Problem: In the entries below, count every line with the string "Forecast". State the count and nothing else.

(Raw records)

++++++++

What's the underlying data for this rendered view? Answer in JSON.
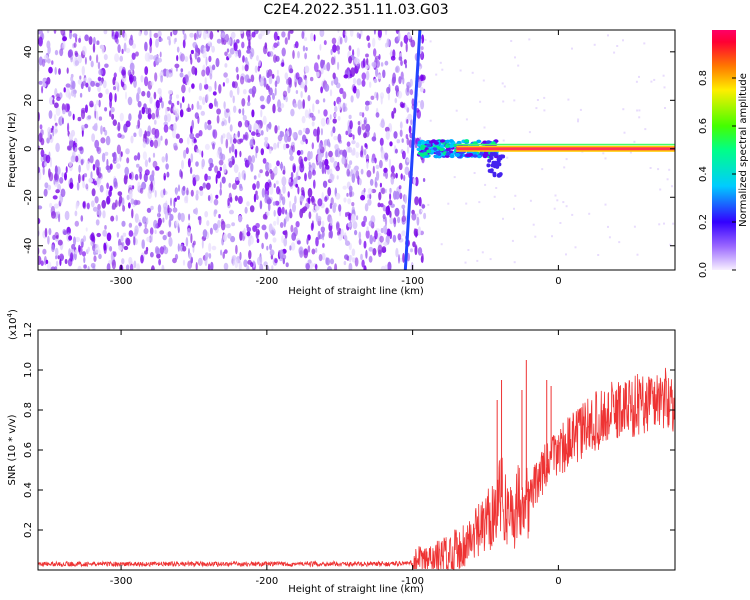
{
  "title": "C2E4.2022.351.11.03.G03",
  "chart_data": [
    {
      "type": "heatmap",
      "name": "spectrogram",
      "xlabel": "Height of straight line (km)",
      "ylabel": "Frequency (Hz)",
      "xlim": [
        -357,
        80
      ],
      "ylim": [
        -50,
        49
      ],
      "x_ticks": [
        -300,
        -200,
        -100,
        0
      ],
      "y_ticks": [
        -40,
        -20,
        0,
        20,
        40
      ],
      "colorbar": {
        "label": "Normalized spectral amplitude",
        "range": [
          0,
          1
        ],
        "ticks": [
          0.0,
          0.2,
          0.4,
          0.6,
          0.8
        ]
      },
      "features": {
        "noise_region_x": [
          -357,
          -100
        ],
        "signal_line_frequency": 0,
        "signal_onset_x": -100,
        "diagonal_trace_x": [
          -105,
          -95
        ]
      }
    },
    {
      "type": "line",
      "name": "snr",
      "xlabel": "Height of straight line (km)",
      "ylabel": "SNR (10 * v/v)",
      "scale_label": "(x10^4)",
      "scale_base": "(x10",
      "scale_exp": "4",
      "xlim": [
        -357,
        80
      ],
      "ylim": [
        0,
        1.2
      ],
      "x_ticks": [
        -300,
        -200,
        -100,
        0
      ],
      "y_ticks": [
        0.2,
        0.4,
        0.6,
        0.8,
        1.0,
        1.2
      ],
      "y_tick_labels": [
        "0.2",
        "0.4",
        "0.6",
        "0.8",
        "1.0",
        "1.2"
      ],
      "series": [
        {
          "name": "SNR",
          "color": "#ee3333",
          "x": [
            -357,
            -300,
            -250,
            -200,
            -150,
            -120,
            -100,
            -90,
            -80,
            -70,
            -60,
            -50,
            -45,
            -40,
            -35,
            -30,
            -25,
            -22,
            -20,
            -15,
            -10,
            -5,
            0,
            10,
            20,
            30,
            40,
            50,
            60,
            70,
            80
          ],
          "y": [
            0.03,
            0.03,
            0.03,
            0.03,
            0.03,
            0.03,
            0.035,
            0.04,
            0.06,
            0.1,
            0.15,
            0.22,
            0.3,
            0.38,
            0.3,
            0.28,
            0.4,
            0.35,
            0.36,
            0.44,
            0.5,
            0.55,
            0.6,
            0.65,
            0.72,
            0.76,
            0.8,
            0.82,
            0.84,
            0.86,
            0.85
          ]
        }
      ],
      "spikes": [
        {
          "x": -42,
          "y": 0.85
        },
        {
          "x": -39,
          "y": 0.95
        },
        {
          "x": -25,
          "y": 0.9
        },
        {
          "x": -22,
          "y": 1.05
        },
        {
          "x": -8,
          "y": 0.95
        },
        {
          "x": -5,
          "y": 0.92
        }
      ]
    }
  ]
}
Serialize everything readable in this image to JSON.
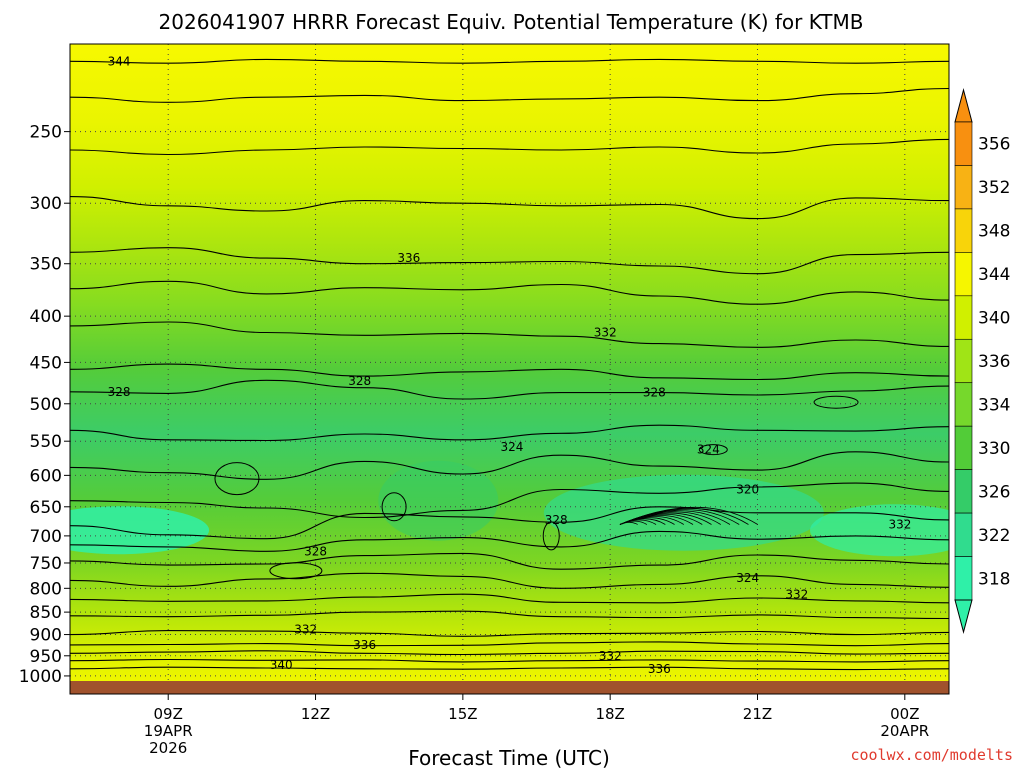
{
  "chart_data": {
    "type": "heatmap",
    "title": "2026041907 HRRR Forecast Equiv. Potential Temperature (K) for KTMB",
    "xlabel": "Forecast Time (UTC)",
    "ylabel": "",
    "credit": "coolwx.com/modelts",
    "x_ticks": [
      {
        "label": "09Z",
        "sub": [
          "19APR",
          "2026"
        ],
        "hours_since_00z": 9
      },
      {
        "label": "12Z",
        "sub": [],
        "hours_since_00z": 12
      },
      {
        "label": "15Z",
        "sub": [],
        "hours_since_00z": 15
      },
      {
        "label": "18Z",
        "sub": [],
        "hours_since_00z": 18
      },
      {
        "label": "21Z",
        "sub": [],
        "hours_since_00z": 21
      },
      {
        "label": "00Z",
        "sub": [
          "20APR"
        ],
        "hours_since_00z": 24
      }
    ],
    "xlim_hours": [
      7.0,
      24.9
    ],
    "y_ticks": [
      250,
      300,
      350,
      400,
      450,
      500,
      550,
      600,
      650,
      700,
      750,
      800,
      850,
      900,
      950,
      1000
    ],
    "ylim_hpa": [
      200,
      1013
    ],
    "y_scale": "log",
    "colorbar": {
      "ticks": [
        318,
        322,
        326,
        330,
        334,
        336,
        340,
        344,
        348,
        352,
        356
      ],
      "colors": [
        "#2ff0a8",
        "#30dc8e",
        "#34cc68",
        "#52cc38",
        "#76d82c",
        "#a0e416",
        "#d0f000",
        "#f6f600",
        "#f8d40a",
        "#f8b214",
        "#f89010"
      ],
      "extend": "both"
    },
    "isotherms": [
      {
        "level": 344,
        "pressures": [
          209,
          210,
          208,
          209,
          210,
          209,
          208,
          209,
          210,
          209
        ]
      },
      {
        "level": 342,
        "pressures": [
          229,
          232,
          229,
          228,
          231,
          230,
          229,
          231,
          227,
          224
        ]
      },
      {
        "level": 340,
        "pressures": [
          262,
          265,
          262,
          260,
          261,
          262,
          260,
          264,
          258,
          255
        ]
      },
      {
        "level": 338,
        "pressures": [
          295,
          302,
          306,
          298,
          300,
          302,
          301,
          312,
          296,
          298
        ]
      },
      {
        "level": 336,
        "pressures": [
          340,
          336,
          345,
          350,
          349,
          348,
          352,
          359,
          342,
          340
        ]
      },
      {
        "level": 334,
        "pressures": [
          373,
          366,
          378,
          372,
          374,
          369,
          380,
          388,
          376,
          384
        ]
      },
      {
        "level": 332,
        "pressures": [
          410,
          406,
          417,
          420,
          418,
          421,
          429,
          433,
          425,
          432
        ]
      },
      {
        "level": 330,
        "pressures": [
          458,
          452,
          458,
          466,
          461,
          458,
          468,
          470,
          462,
          466
        ]
      },
      {
        "level": 328,
        "pressures": [
          485,
          487,
          471,
          480,
          494,
          486,
          486,
          489,
          484,
          478
        ]
      },
      {
        "level": 326,
        "pressures": [
          535,
          548,
          549,
          540,
          548,
          539,
          528,
          535,
          536,
          530
        ]
      },
      {
        "level": 324,
        "pressures": [
          588,
          596,
          606,
          579,
          598,
          570,
          586,
          592,
          565,
          580
        ]
      },
      {
        "level": 322,
        "pressures": [
          640,
          643,
          652,
          668,
          656,
          622,
          628,
          618,
          612,
          625
        ]
      },
      {
        "level": 320,
        "pressures": [
          682,
          698,
          705,
          661,
          667,
          676,
          650,
          660,
          660,
          672
        ]
      },
      {
        "level": 322,
        "pressures": [
          716,
          720,
          728,
          707,
          703,
          720,
          692,
          706,
          700,
          707
        ]
      },
      {
        "level": 324,
        "pressures": [
          746,
          754,
          752,
          736,
          732,
          762,
          754,
          735,
          745,
          752
        ]
      },
      {
        "level": 326,
        "pressures": [
          784,
          796,
          781,
          770,
          776,
          800,
          792,
          775,
          792,
          798
        ]
      },
      {
        "level": 328,
        "pressures": [
          823,
          827,
          826,
          818,
          812,
          829,
          830,
          820,
          826,
          830
        ]
      },
      {
        "level": 330,
        "pressures": [
          858,
          860,
          857,
          850,
          848,
          860,
          862,
          856,
          862,
          864
        ]
      },
      {
        "level": 332,
        "pressures": [
          900,
          891,
          892,
          897,
          904,
          898,
          897,
          893,
          900,
          895
        ]
      },
      {
        "level": 334,
        "pressures": [
          924,
          923,
          921,
          926,
          925,
          919,
          917,
          922,
          926,
          921
        ]
      },
      {
        "level": 336,
        "pressures": [
          944,
          941,
          938,
          944,
          947,
          944,
          939,
          940,
          946,
          944
        ]
      },
      {
        "level": 338,
        "pressures": [
          962,
          959,
          961,
          960,
          965,
          962,
          960,
          963,
          965,
          962
        ]
      },
      {
        "level": 340,
        "pressures": [
          982,
          978,
          980,
          982,
          983,
          980,
          978,
          982,
          984,
          982
        ]
      }
    ],
    "isotherm_hours": [
      7.0,
      9.0,
      11.0,
      13.0,
      15.0,
      17.0,
      19.0,
      21.0,
      23.0,
      24.9
    ],
    "contour_labels": [
      {
        "text": "344",
        "hour": 8.0,
        "p": 209
      },
      {
        "text": "336",
        "hour": 13.9,
        "p": 345
      },
      {
        "text": "332",
        "hour": 17.9,
        "p": 417
      },
      {
        "text": "328",
        "hour": 8.0,
        "p": 485
      },
      {
        "text": "328",
        "hour": 12.9,
        "p": 472
      },
      {
        "text": "328",
        "hour": 18.9,
        "p": 486
      },
      {
        "text": "324",
        "hour": 16.0,
        "p": 558
      },
      {
        "text": "324",
        "hour": 20.0,
        "p": 562
      },
      {
        "text": "320",
        "hour": 20.8,
        "p": 622
      },
      {
        "text": "328",
        "hour": 16.9,
        "p": 672
      },
      {
        "text": "332",
        "hour": 23.9,
        "p": 680
      },
      {
        "text": "328",
        "hour": 12.0,
        "p": 728
      },
      {
        "text": "324",
        "hour": 20.8,
        "p": 779
      },
      {
        "text": "332",
        "hour": 21.8,
        "p": 813
      },
      {
        "text": "332",
        "hour": 11.8,
        "p": 888
      },
      {
        "text": "336",
        "hour": 13.0,
        "p": 924
      },
      {
        "text": "340",
        "hour": 11.3,
        "p": 973
      },
      {
        "text": "332",
        "hour": 18.0,
        "p": 950
      },
      {
        "text": "336",
        "hour": 19.0,
        "p": 983
      }
    ]
  }
}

++++++++

Output for this task: 2